> _YOUR TASK_:
Word for word, set down the records and skip each picture.

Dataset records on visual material
____

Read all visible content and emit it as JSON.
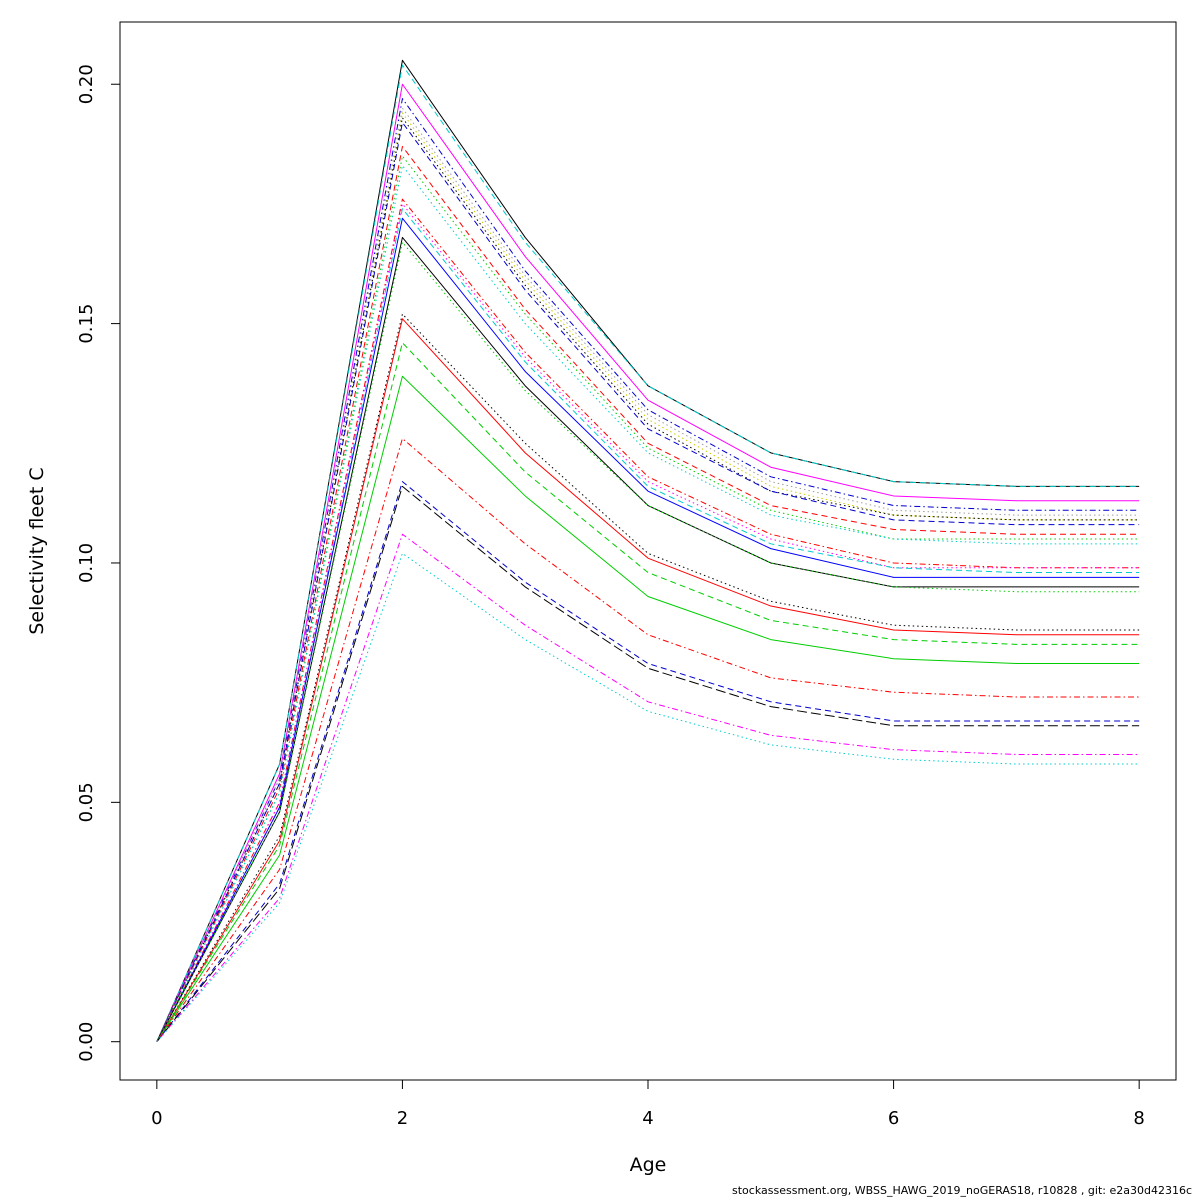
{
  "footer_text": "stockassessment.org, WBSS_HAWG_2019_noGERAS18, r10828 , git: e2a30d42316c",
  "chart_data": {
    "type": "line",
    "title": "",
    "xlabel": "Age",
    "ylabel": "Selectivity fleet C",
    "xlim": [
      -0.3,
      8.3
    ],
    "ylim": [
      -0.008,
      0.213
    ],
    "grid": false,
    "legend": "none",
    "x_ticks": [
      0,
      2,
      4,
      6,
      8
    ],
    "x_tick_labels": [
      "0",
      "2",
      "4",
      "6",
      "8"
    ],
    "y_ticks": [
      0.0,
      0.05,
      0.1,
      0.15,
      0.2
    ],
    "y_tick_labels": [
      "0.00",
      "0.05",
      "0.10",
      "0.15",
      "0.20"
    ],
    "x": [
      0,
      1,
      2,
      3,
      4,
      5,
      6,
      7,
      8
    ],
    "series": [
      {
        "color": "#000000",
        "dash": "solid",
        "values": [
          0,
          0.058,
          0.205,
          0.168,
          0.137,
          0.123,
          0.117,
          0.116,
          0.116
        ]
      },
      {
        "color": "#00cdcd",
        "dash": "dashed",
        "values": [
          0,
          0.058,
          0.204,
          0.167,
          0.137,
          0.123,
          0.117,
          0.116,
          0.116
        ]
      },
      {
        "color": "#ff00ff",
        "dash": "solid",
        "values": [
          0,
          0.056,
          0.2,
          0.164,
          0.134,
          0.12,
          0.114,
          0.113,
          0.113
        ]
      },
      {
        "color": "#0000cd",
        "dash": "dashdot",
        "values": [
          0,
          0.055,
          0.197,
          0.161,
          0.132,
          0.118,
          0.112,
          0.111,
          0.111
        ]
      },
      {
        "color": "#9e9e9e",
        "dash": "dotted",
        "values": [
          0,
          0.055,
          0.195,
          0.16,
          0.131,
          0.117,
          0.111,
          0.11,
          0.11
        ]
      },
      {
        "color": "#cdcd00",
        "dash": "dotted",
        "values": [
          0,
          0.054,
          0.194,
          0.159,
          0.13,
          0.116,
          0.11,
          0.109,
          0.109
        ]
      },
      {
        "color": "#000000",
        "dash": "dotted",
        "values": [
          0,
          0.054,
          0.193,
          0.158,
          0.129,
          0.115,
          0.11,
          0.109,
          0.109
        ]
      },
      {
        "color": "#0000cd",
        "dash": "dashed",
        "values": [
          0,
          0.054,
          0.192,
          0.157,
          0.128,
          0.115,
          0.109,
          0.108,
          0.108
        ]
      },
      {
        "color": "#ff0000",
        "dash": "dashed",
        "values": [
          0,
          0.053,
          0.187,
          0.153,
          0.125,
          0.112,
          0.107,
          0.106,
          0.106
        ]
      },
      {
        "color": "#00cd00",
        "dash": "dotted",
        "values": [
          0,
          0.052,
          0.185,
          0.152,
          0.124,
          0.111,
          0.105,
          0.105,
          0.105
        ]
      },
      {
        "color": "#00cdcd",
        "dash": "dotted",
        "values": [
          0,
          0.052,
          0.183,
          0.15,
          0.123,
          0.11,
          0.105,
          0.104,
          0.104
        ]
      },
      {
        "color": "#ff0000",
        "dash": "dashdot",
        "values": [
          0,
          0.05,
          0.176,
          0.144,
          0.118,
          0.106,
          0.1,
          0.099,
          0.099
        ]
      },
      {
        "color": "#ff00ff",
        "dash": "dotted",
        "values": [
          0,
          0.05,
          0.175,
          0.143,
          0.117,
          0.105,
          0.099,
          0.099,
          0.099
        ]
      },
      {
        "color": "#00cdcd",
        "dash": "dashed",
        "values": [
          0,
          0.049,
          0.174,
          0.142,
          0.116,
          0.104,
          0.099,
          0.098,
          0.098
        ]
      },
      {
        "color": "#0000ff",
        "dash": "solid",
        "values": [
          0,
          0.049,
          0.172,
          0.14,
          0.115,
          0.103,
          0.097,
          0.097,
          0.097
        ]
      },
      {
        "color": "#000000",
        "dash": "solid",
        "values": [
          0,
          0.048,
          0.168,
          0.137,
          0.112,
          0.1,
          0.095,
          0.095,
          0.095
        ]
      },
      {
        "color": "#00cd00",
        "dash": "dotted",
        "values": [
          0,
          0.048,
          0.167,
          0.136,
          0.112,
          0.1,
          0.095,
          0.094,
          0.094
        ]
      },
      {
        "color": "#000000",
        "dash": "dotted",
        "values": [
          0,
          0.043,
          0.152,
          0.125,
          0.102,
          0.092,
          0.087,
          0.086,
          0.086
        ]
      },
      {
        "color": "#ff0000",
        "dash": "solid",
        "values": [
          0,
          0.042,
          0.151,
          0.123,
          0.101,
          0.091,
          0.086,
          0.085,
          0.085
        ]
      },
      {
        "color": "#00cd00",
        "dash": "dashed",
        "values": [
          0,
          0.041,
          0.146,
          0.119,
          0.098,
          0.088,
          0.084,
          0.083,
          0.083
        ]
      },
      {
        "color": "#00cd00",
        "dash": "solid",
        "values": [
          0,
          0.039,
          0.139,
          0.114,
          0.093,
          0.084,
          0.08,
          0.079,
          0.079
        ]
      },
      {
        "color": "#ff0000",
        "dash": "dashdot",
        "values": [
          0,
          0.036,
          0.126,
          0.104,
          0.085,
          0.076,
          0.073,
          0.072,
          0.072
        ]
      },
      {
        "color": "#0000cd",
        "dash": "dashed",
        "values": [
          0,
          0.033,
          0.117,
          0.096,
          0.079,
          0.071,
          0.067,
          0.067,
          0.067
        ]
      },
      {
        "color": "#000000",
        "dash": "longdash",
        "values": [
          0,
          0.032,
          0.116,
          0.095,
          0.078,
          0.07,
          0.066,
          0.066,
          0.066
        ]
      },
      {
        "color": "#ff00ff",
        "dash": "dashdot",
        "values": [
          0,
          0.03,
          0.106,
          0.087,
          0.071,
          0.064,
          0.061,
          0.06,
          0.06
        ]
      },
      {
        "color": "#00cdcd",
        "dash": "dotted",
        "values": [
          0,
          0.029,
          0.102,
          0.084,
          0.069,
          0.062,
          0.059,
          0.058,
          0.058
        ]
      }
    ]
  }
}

____

> _FINAL RESULT_:
Read all visible content and emit it as JSON.
{
  "footer_text": "stockassessment.org, WBSS_HAWG_2019_noGERAS18, r10828 , git: e2a30d42316c",
  "chart_data": {
    "type": "line",
    "title": "",
    "xlabel": "Age",
    "ylabel": "Selectivity fleet C",
    "xlim": [
      -0.3,
      8.3
    ],
    "ylim": [
      -0.008,
      0.213
    ],
    "grid": false,
    "legend": "none",
    "x_ticks": [
      0,
      2,
      4,
      6,
      8
    ],
    "x_tick_labels": [
      "0",
      "2",
      "4",
      "6",
      "8"
    ],
    "y_ticks": [
      0.0,
      0.05,
      0.1,
      0.15,
      0.2
    ],
    "y_tick_labels": [
      "0.00",
      "0.05",
      "0.10",
      "0.15",
      "0.20"
    ],
    "x": [
      0,
      1,
      2,
      3,
      4,
      5,
      6,
      7,
      8
    ],
    "series": [
      {
        "color": "#000000",
        "dash": "solid",
        "values": [
          0,
          0.058,
          0.205,
          0.168,
          0.137,
          0.123,
          0.117,
          0.116,
          0.116
        ]
      },
      {
        "color": "#00cdcd",
        "dash": "dashed",
        "values": [
          0,
          0.058,
          0.204,
          0.167,
          0.137,
          0.123,
          0.117,
          0.116,
          0.116
        ]
      },
      {
        "color": "#ff00ff",
        "dash": "solid",
        "values": [
          0,
          0.056,
          0.2,
          0.164,
          0.134,
          0.12,
          0.114,
          0.113,
          0.113
        ]
      },
      {
        "color": "#0000cd",
        "dash": "dashdot",
        "values": [
          0,
          0.055,
          0.197,
          0.161,
          0.132,
          0.118,
          0.112,
          0.111,
          0.111
        ]
      },
      {
        "color": "#9e9e9e",
        "dash": "dotted",
        "values": [
          0,
          0.055,
          0.195,
          0.16,
          0.131,
          0.117,
          0.111,
          0.11,
          0.11
        ]
      },
      {
        "color": "#cdcd00",
        "dash": "dotted",
        "values": [
          0,
          0.054,
          0.194,
          0.159,
          0.13,
          0.116,
          0.11,
          0.109,
          0.109
        ]
      },
      {
        "color": "#000000",
        "dash": "dotted",
        "values": [
          0,
          0.054,
          0.193,
          0.158,
          0.129,
          0.115,
          0.11,
          0.109,
          0.109
        ]
      },
      {
        "color": "#0000cd",
        "dash": "dashed",
        "values": [
          0,
          0.054,
          0.192,
          0.157,
          0.128,
          0.115,
          0.109,
          0.108,
          0.108
        ]
      },
      {
        "color": "#ff0000",
        "dash": "dashed",
        "values": [
          0,
          0.053,
          0.187,
          0.153,
          0.125,
          0.112,
          0.107,
          0.106,
          0.106
        ]
      },
      {
        "color": "#00cd00",
        "dash": "dotted",
        "values": [
          0,
          0.052,
          0.185,
          0.152,
          0.124,
          0.111,
          0.105,
          0.105,
          0.105
        ]
      },
      {
        "color": "#00cdcd",
        "dash": "dotted",
        "values": [
          0,
          0.052,
          0.183,
          0.15,
          0.123,
          0.11,
          0.105,
          0.104,
          0.104
        ]
      },
      {
        "color": "#ff0000",
        "dash": "dashdot",
        "values": [
          0,
          0.05,
          0.176,
          0.144,
          0.118,
          0.106,
          0.1,
          0.099,
          0.099
        ]
      },
      {
        "color": "#ff00ff",
        "dash": "dotted",
        "values": [
          0,
          0.05,
          0.175,
          0.143,
          0.117,
          0.105,
          0.099,
          0.099,
          0.099
        ]
      },
      {
        "color": "#00cdcd",
        "dash": "dashed",
        "values": [
          0,
          0.049,
          0.174,
          0.142,
          0.116,
          0.104,
          0.099,
          0.098,
          0.098
        ]
      },
      {
        "color": "#0000ff",
        "dash": "solid",
        "values": [
          0,
          0.049,
          0.172,
          0.14,
          0.115,
          0.103,
          0.097,
          0.097,
          0.097
        ]
      },
      {
        "color": "#000000",
        "dash": "solid",
        "values": [
          0,
          0.048,
          0.168,
          0.137,
          0.112,
          0.1,
          0.095,
          0.095,
          0.095
        ]
      },
      {
        "color": "#00cd00",
        "dash": "dotted",
        "values": [
          0,
          0.048,
          0.167,
          0.136,
          0.112,
          0.1,
          0.095,
          0.094,
          0.094
        ]
      },
      {
        "color": "#000000",
        "dash": "dotted",
        "values": [
          0,
          0.043,
          0.152,
          0.125,
          0.102,
          0.092,
          0.087,
          0.086,
          0.086
        ]
      },
      {
        "color": "#ff0000",
        "dash": "solid",
        "values": [
          0,
          0.042,
          0.151,
          0.123,
          0.101,
          0.091,
          0.086,
          0.085,
          0.085
        ]
      },
      {
        "color": "#00cd00",
        "dash": "dashed",
        "values": [
          0,
          0.041,
          0.146,
          0.119,
          0.098,
          0.088,
          0.084,
          0.083,
          0.083
        ]
      },
      {
        "color": "#00cd00",
        "dash": "solid",
        "values": [
          0,
          0.039,
          0.139,
          0.114,
          0.093,
          0.084,
          0.08,
          0.079,
          0.079
        ]
      },
      {
        "color": "#ff0000",
        "dash": "dashdot",
        "values": [
          0,
          0.036,
          0.126,
          0.104,
          0.085,
          0.076,
          0.073,
          0.072,
          0.072
        ]
      },
      {
        "color": "#0000cd",
        "dash": "dashed",
        "values": [
          0,
          0.033,
          0.117,
          0.096,
          0.079,
          0.071,
          0.067,
          0.067,
          0.067
        ]
      },
      {
        "color": "#000000",
        "dash": "longdash",
        "values": [
          0,
          0.032,
          0.116,
          0.095,
          0.078,
          0.07,
          0.066,
          0.066,
          0.066
        ]
      },
      {
        "color": "#ff00ff",
        "dash": "dashdot",
        "values": [
          0,
          0.03,
          0.106,
          0.087,
          0.071,
          0.064,
          0.061,
          0.06,
          0.06
        ]
      },
      {
        "color": "#00cdcd",
        "dash": "dotted",
        "values": [
          0,
          0.029,
          0.102,
          0.084,
          0.069,
          0.062,
          0.059,
          0.058,
          0.058
        ]
      }
    ]
  }
}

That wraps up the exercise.